[Extracted records]
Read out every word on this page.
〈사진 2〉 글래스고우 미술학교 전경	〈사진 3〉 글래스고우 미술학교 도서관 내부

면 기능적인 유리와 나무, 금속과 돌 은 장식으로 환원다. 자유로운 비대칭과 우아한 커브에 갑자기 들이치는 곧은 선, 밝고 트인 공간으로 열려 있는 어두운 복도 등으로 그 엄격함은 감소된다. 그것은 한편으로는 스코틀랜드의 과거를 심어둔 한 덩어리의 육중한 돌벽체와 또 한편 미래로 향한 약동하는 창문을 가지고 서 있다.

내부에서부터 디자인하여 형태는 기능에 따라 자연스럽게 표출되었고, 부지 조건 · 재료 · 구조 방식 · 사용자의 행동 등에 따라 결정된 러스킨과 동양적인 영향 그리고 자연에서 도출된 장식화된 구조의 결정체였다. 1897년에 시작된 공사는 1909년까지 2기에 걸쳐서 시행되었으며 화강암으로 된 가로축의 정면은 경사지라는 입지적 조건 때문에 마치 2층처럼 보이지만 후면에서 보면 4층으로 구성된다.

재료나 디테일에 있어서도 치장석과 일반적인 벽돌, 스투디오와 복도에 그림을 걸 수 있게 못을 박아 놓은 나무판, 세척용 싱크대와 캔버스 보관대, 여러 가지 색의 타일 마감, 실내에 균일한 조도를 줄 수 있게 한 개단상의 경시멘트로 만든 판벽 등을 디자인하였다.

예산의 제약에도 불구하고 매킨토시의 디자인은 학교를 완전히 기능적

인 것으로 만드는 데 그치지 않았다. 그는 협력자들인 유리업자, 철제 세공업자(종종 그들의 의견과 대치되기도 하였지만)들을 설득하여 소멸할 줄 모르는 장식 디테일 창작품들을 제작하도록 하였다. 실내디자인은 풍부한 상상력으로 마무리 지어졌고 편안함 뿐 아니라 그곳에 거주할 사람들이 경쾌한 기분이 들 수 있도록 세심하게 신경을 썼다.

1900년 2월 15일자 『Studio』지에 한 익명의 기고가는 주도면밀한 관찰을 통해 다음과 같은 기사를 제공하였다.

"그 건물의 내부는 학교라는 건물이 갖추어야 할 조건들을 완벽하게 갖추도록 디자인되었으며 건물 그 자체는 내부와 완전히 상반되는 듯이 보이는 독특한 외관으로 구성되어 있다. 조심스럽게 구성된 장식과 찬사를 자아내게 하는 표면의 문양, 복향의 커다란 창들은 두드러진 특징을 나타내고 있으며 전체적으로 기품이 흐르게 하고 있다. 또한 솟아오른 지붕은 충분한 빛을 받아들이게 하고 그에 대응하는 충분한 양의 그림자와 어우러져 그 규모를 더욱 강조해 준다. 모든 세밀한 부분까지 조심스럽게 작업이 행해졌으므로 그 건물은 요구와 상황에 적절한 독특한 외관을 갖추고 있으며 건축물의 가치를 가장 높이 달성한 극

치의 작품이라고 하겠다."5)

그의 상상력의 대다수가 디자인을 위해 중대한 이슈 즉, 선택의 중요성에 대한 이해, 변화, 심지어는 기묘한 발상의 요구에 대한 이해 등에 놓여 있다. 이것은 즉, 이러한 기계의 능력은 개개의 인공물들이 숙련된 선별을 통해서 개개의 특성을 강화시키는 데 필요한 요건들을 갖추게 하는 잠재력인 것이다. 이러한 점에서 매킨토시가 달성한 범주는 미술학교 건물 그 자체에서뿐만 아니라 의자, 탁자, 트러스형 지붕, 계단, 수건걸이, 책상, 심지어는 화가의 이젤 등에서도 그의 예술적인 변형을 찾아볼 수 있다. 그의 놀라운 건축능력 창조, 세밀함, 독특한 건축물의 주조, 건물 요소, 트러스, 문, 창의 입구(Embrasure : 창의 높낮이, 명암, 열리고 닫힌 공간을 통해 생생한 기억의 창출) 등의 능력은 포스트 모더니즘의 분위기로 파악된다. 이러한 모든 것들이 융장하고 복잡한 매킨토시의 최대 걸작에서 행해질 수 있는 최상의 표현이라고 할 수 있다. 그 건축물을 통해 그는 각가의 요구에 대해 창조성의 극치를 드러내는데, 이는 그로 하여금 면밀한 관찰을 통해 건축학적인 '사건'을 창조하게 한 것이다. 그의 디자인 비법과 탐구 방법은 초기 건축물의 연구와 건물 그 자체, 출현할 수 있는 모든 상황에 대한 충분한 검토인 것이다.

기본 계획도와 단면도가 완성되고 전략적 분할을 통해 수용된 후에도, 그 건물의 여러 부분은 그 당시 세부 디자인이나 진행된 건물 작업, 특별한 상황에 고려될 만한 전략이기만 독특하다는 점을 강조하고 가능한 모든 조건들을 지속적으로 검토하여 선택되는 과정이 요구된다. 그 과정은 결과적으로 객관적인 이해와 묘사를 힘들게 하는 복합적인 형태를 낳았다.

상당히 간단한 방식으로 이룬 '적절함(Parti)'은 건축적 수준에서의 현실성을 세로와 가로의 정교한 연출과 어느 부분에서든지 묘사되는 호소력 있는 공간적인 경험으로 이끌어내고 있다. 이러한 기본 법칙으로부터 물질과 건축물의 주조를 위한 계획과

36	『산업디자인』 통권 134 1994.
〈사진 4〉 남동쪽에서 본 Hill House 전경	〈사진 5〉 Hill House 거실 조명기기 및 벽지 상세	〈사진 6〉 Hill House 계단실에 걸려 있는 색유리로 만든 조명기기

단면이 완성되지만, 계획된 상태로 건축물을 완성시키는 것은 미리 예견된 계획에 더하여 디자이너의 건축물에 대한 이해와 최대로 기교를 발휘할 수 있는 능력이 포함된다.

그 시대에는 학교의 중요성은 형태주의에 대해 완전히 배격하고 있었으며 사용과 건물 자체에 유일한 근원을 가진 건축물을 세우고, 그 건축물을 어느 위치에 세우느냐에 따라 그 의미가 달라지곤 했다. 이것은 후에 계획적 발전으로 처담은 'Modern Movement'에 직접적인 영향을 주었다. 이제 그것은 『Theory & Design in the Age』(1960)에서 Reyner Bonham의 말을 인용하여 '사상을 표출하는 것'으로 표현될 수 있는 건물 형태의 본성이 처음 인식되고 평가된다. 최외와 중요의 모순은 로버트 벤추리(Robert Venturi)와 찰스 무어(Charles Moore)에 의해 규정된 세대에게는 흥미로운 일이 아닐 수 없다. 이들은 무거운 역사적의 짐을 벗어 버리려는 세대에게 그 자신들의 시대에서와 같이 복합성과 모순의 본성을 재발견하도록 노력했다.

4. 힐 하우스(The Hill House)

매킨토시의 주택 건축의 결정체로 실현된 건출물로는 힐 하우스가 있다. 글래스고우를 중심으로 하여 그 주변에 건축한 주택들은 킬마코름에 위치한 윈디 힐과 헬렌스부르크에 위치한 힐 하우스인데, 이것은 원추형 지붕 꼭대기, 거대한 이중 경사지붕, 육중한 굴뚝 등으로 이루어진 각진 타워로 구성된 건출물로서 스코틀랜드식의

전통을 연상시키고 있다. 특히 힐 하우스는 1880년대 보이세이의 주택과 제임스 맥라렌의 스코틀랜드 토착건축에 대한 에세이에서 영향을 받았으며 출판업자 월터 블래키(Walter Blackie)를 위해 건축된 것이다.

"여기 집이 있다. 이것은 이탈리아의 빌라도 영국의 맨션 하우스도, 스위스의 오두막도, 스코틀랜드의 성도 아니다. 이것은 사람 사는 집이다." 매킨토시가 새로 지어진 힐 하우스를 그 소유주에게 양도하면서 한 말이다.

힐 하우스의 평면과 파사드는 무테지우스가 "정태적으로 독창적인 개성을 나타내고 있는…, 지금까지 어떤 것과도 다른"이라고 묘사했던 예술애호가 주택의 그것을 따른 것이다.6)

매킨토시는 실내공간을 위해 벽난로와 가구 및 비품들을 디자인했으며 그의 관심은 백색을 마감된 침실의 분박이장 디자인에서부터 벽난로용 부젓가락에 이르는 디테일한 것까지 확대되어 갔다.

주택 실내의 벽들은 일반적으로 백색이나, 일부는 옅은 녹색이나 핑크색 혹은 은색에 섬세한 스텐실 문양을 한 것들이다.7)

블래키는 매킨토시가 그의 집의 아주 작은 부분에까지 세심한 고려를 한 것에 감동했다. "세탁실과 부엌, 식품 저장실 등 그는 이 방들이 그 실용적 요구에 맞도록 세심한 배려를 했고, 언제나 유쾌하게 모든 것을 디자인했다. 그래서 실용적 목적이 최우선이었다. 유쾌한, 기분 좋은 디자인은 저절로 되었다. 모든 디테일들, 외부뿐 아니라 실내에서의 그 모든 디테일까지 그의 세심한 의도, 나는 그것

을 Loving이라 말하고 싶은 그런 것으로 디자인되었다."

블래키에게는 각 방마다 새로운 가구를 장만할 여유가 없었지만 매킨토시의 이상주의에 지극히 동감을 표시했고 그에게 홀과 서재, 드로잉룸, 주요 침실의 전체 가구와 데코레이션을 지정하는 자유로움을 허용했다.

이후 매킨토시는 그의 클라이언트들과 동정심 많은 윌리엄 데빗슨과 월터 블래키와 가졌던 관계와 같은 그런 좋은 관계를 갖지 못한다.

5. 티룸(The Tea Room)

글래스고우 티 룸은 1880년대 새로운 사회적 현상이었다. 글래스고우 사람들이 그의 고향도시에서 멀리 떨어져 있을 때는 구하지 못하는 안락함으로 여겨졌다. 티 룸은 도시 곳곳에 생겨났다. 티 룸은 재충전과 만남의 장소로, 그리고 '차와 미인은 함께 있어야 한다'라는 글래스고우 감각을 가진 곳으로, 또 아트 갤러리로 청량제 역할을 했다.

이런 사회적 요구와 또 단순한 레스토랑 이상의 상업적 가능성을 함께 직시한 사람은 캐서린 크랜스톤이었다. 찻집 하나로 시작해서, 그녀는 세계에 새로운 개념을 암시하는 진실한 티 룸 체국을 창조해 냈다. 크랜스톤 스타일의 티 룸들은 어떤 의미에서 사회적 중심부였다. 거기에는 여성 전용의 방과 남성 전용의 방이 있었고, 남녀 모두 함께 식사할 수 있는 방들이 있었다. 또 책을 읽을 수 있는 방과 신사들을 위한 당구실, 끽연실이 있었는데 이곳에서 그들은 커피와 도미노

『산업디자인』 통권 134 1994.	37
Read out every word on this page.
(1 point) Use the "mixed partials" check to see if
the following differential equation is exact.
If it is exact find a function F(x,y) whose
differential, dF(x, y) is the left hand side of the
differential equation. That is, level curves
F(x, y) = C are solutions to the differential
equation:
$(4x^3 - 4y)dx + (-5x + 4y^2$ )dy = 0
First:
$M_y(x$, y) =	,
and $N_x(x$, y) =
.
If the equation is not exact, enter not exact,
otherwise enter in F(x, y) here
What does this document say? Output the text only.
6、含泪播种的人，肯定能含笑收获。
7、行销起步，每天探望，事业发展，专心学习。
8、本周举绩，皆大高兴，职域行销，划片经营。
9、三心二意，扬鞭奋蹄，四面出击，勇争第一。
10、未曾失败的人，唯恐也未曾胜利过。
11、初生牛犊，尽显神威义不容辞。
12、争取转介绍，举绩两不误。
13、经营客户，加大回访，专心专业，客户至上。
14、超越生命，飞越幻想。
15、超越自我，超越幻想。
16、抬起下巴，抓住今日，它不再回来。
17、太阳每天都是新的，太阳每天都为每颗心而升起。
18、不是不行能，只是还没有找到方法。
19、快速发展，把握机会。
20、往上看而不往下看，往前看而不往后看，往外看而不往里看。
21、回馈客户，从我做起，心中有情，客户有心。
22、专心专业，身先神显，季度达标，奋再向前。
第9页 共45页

[Work to be completed]: Pick every line with "매킨토시가" in it and copy it.

[Complete response]:
그의 상상력의 대다수가 디자인을 위해 중대한 이슈 즉, 선택의 중요성에 대한 이해, 변화, 심지어는 기묘한 발상의 요구에 대한 이해 등에 놓여 있다. 이것은 즉, 이러한 기계의 능력은 개개의 인공물들이 숙련된 선별을 통해서 개개의 특성을 강화시키는 데 필요한 요건들을 갖추게 하는 잠재력인 것이다. 이러한 점에서 매킨토시가 달성한 범주는 미술학교 건물 그 자체에서뿐만 아니라 의자, 탁자, 트러스형 지붕, 계단, 수건걸이, 책상, 심지어는 화가의 이젤 등에서도 그의 예술적인 변형을 찾아볼 수 있다. 그의 놀라운 건축능력 창조, 세밀함, 독특한 건축물의 주조, 건물 요소, 트러스, 문, 창의 입구(Embrasure : 창의 높낮이, 명암, 열리고 닫힌 공간을 통해 생생한 기억의 창출) 등의 능력은 포스트 모더니즘의 분위기로 파악된다. 이러한 모든 것들이 융장하고 복잡한 매킨토시의 최대 걸작에서 행해질 수 있는 최상의 표현이라고 할 수 있다. 그 건축물을 통해 그는 각가의 요구에 대해 창조성의 극치를 드러내는데, 이는 그로 하여금 면밀한 관찰을 통해 건축학적인 '사건'을 창조하게 한 것이다. 그의 디자인 비법과 탐구 방법은 초기 건축물의 연구와 건물 그 자체, 출현할 수 있는 모든 상황에 대한 충분한 검토인 것이다.
"여기 집이 있다. 이것은 이탈리아의 빌라도 영국의 맨션 하우스도, 스위스의 오두막도, 스코틀랜드의 성도 아니다. 이것은 사람 사는 집이다." 매킨토시가 새로 지어진 힐 하우스를 그 소유주에게 양도하면서 한 말이다.
블래키는 매킨토시가 그의 집의 아주 작은 부분에까지 세심한 고려를 한 것에 감동했다. "세탁실과 부엌, 식품 저장실 등 그는 이 방들이 그 실용적 요구에 맞도록 세심한 배려를 했고, 언제나 유쾌하게 모든 것을 디자인했다. 그래서 실용적 목적이 최우선이었다. 유쾌한, 기분 좋은 디자인은 저절로 되었다. 모든 디테일들, 외부뿐 아니라 실내에서의 그 모든 디테일까지 그의 세심한 의도, 나는 그것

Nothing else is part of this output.